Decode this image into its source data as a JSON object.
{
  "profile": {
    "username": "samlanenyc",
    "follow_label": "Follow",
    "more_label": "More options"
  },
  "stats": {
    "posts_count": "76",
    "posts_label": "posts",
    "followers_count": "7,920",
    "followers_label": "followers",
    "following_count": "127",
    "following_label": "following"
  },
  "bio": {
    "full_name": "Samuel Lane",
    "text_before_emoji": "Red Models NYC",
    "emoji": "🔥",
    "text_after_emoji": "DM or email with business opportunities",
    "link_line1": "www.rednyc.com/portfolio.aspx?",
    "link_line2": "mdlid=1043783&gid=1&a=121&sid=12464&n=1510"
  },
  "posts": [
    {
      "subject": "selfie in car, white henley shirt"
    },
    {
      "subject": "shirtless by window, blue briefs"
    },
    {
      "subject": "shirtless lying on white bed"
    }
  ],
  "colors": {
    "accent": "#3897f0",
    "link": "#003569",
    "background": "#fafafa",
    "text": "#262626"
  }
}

□ □ □

_Exercise brief_:
Reproduce the full listing word for word.

_Solution to this problem_:
Decode this image into its source data as a JSON object.
{
  "profile": {
    "username": "samlanenyc",
    "follow_label": "Follow",
    "more_label": "More options"
  },
  "stats": {
    "posts_count": "76",
    "posts_label": "posts",
    "followers_count": "7,920",
    "followers_label": "followers",
    "following_count": "127",
    "following_label": "following"
  },
  "bio": {
    "full_name": "Samuel Lane",
    "text_before_emoji": "Red Models NYC",
    "emoji": "🔥",
    "text_after_emoji": "DM or email with business opportunities",
    "link_line1": "www.rednyc.com/portfolio.aspx?",
    "link_line2": "mdlid=1043783&gid=1&a=121&sid=12464&n=1510"
  },
  "posts": [
    {
      "subject": "selfie in car, white henley shirt"
    },
    {
      "subject": "shirtless by window, blue briefs"
    },
    {
      "subject": "shirtless lying on white bed"
    }
  ],
  "colors": {
    "accent": "#3897f0",
    "link": "#003569",
    "background": "#fafafa",
    "text": "#262626"
  }
}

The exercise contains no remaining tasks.